Objective: Repeat every record exactly, but keep images out of the copy.

Records contained in a dataset:

- - -

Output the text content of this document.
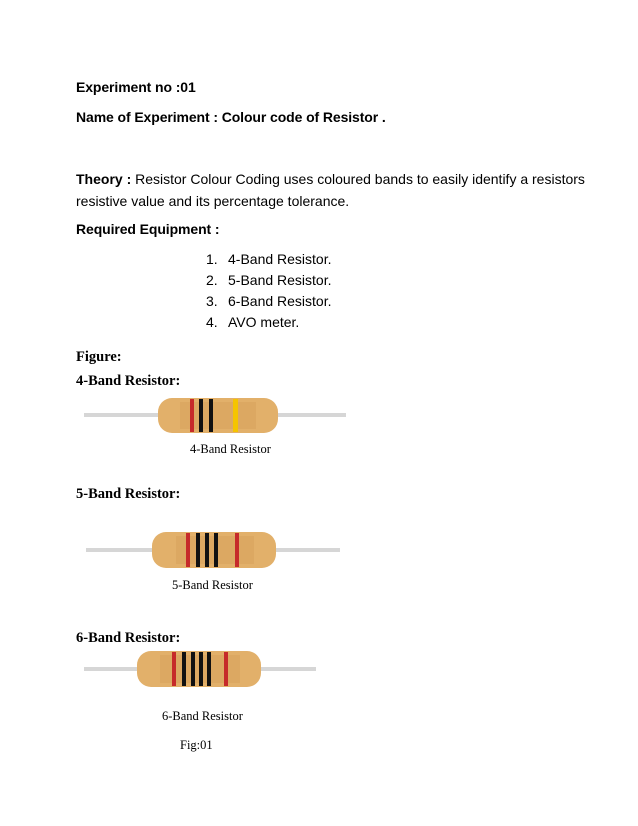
Experiment no :01
Name of Experiment : Colour code of Resistor .
Theory : Resistor Colour Coding uses coloured bands to easily identify a resistors
resistive value and its percentage tolerance.
Required Equipment :
1. 4-Band Resistor.
2. 5-Band Resistor.
3. 6-Band Resistor.
4. AVO meter.
Figure:
4-Band Resistor:
4-Band Resistor
5-Band Resistor:
5-Band Resistor
6-Band Resistor:
6-Band Resistor
Fig:01
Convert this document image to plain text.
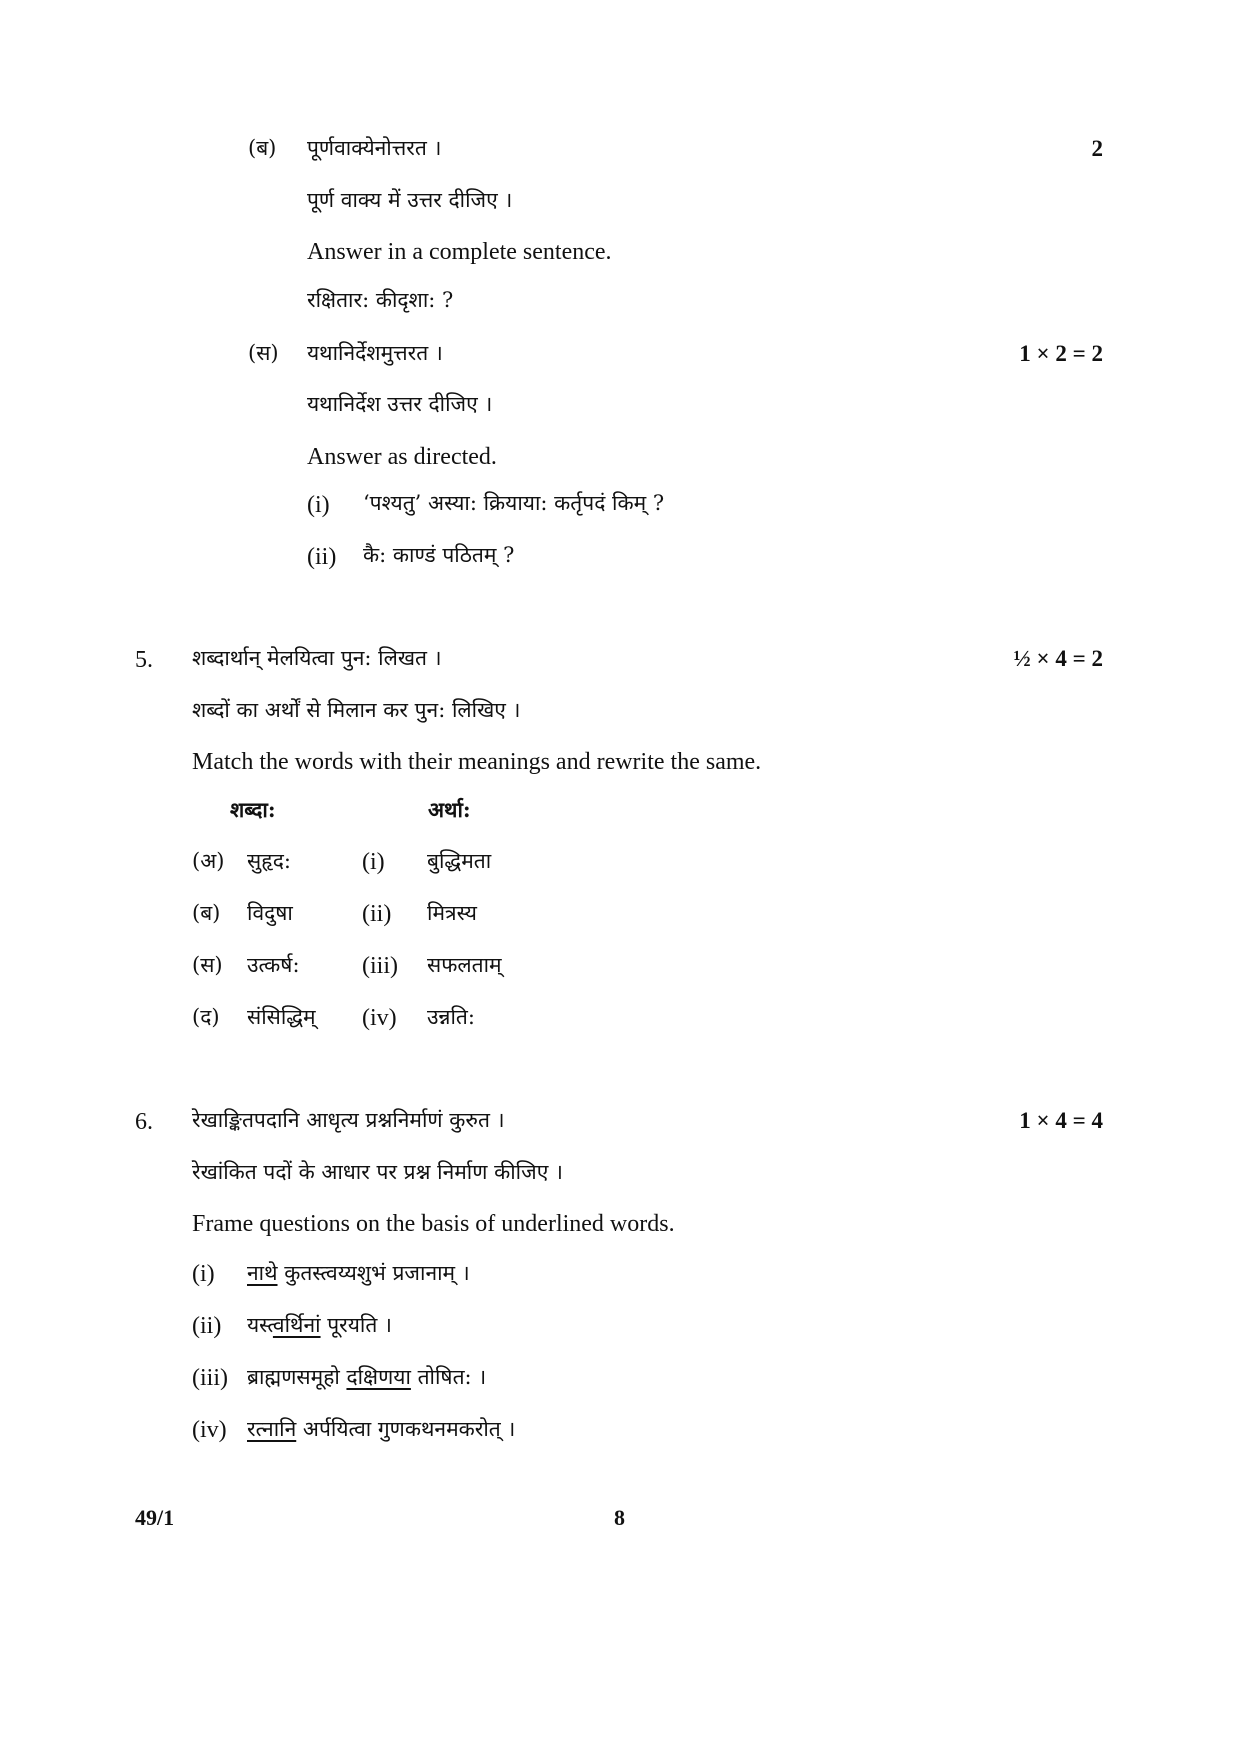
(ब) पूर्णवाक्येनोत्तरत ।	2
पूर्ण वाक्य में उत्तर दीजिए ।
Answer in a complete sentence.
रक्षितार: कीदृशा: ?
(स) यथानिर्देशमुत्तरत ।	1 × 2 = 2
यथानिर्देश उत्तर दीजिए ।
Answer as directed.
(i) ‘पश्यतु’ अस्या: क्रियाया: कर्तृपदं किम् ?
(ii) कै: काण्डं पठितम् ?
5. शब्दार्थान् मेलयित्वा पुन: लिखत ।	½ × 4 = 2
शब्दों का अर्थों से मिलान कर पुन: लिखिए ।
Match the words with their meanings and rewrite the same.
शब्दा:	अर्था:
(अ) सुहृद:	(i) बुद्धिमता
(ब) विदुषा	(ii) मित्रस्य
(स) उत्कर्ष:	(iii) सफलताम्
(द) संसिद्धिम् (iv) उन्नति:
6. रेखाङ्कितपदानि आधृत्य प्रश्ननिर्माणं कुरुत ।	1 × 4 = 4
रेखांकित पदों के आधार पर प्रश्न निर्माण कीजिए ।
Frame questions on the basis of underlined words.
(i) नाथे कुतस्त्वय्यशुभं प्रजानाम् ।
(ii) यस्त्वर्थिनां पूरयति ।
(iii) ब्राह्मणसमूहो दक्षिणया तोषित: ।
(iv) रत्नानि अर्पयित्वा गुणकथनमकरोत् ।
49/1	8
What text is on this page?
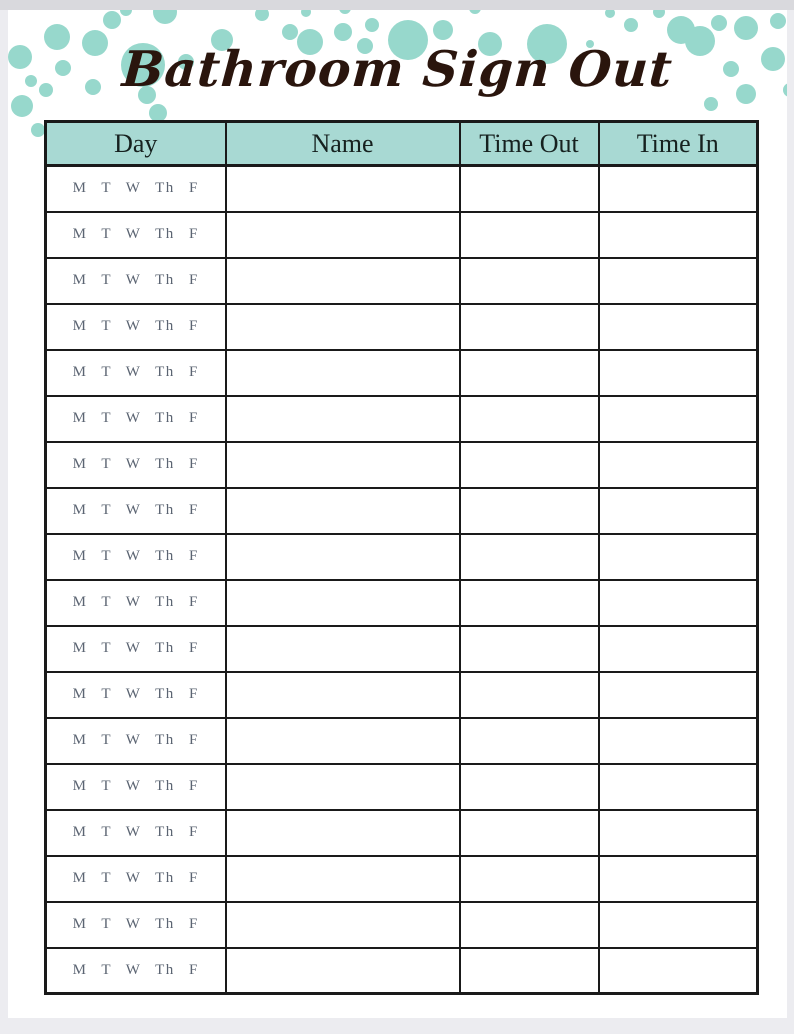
Bathroom Sign Out
Day	Name	Time Out	Time In
M T W Th F			
M T W Th F			
M T W Th F			
M T W Th F			
M T W Th F			
M T W Th F			
M T W Th F			
M T W Th F			
M T W Th F			
M T W Th F			
M T W Th F			
M T W Th F			
M T W Th F			
M T W Th F			
M T W Th F			
M T W Th F			
M T W Th F			
M T W Th F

- - -

Complete output:
Output the text content of this document.
Experiment no :01
Name of Experiment : Colour code of Resistor .
Theory : Resistor Colour Coding uses coloured bands to easily identify a resistors
resistive value and its percentage tolerance.
Required Equipment :
1. 4-Band Resistor.
2. 5-Band Resistor.
3. 6-Band Resistor.
4. AVO meter.
Figure:
4-Band Resistor:
4-Band Resistor
5-Band Resistor:
5-Band Resistor
6-Band Resistor:
6-Band Resistor
Fig:01
Convert this document image to plain text.
(ब) पूर्णवाक्येनोत्तरत ।	2
पूर्ण वाक्य में उत्तर दीजिए ।
Answer in a complete sentence.
रक्षितार: कीदृशा: ?
(स) यथानिर्देशमुत्तरत ।	1 × 2 = 2
यथानिर्देश उत्तर दीजिए ।
Answer as directed.
(i) ‘पश्यतु’ अस्या: क्रियाया: कर्तृपदं किम् ?
(ii) कै: काण्डं पठितम् ?
5. शब्दार्थान् मेलयित्वा पुन: लिखत ।	½ × 4 = 2
शब्दों का अर्थों से मिलान कर पुन: लिखिए ।
Match the words with their meanings and rewrite the same.
शब्दा:	अर्था:
(अ) सुहृद:	(i) बुद्धिमता
(ब) विदुषा	(ii) मित्रस्य
(स) उत्कर्ष:	(iii) सफलताम्
(द) संसिद्धिम् (iv) उन्नति:
6. रेखाङ्कितपदानि आधृत्य प्रश्ननिर्माणं कुरुत ।	1 × 4 = 4
रेखांकित पदों के आधार पर प्रश्न निर्माण कीजिए ।
Frame questions on the basis of underlined words.
(i) नाथे कुतस्त्वय्यशुभं प्रजानाम् ।
(ii) यस्त्वर्थिनां पूरयति ।
(iii) ब्राह्मणसमूहो दक्षिणया तोषित: ।
(iv) रत्नानि अर्पयित्वा गुणकथनमकरोत् ।
49/1	8
What text is on this page?
Bathroom Sign Out
Day	Name	Time Out	Time In
M T W Th F			
M T W Th F			
M T W Th F			
M T W Th F			
M T W Th F			
M T W Th F			
M T W Th F			
M T W Th F			
M T W Th F			
M T W Th F			
M T W Th F			
M T W Th F			
M T W Th F			
M T W Th F			
M T W Th F			
M T W Th F			
M T W Th F			
M T W Th F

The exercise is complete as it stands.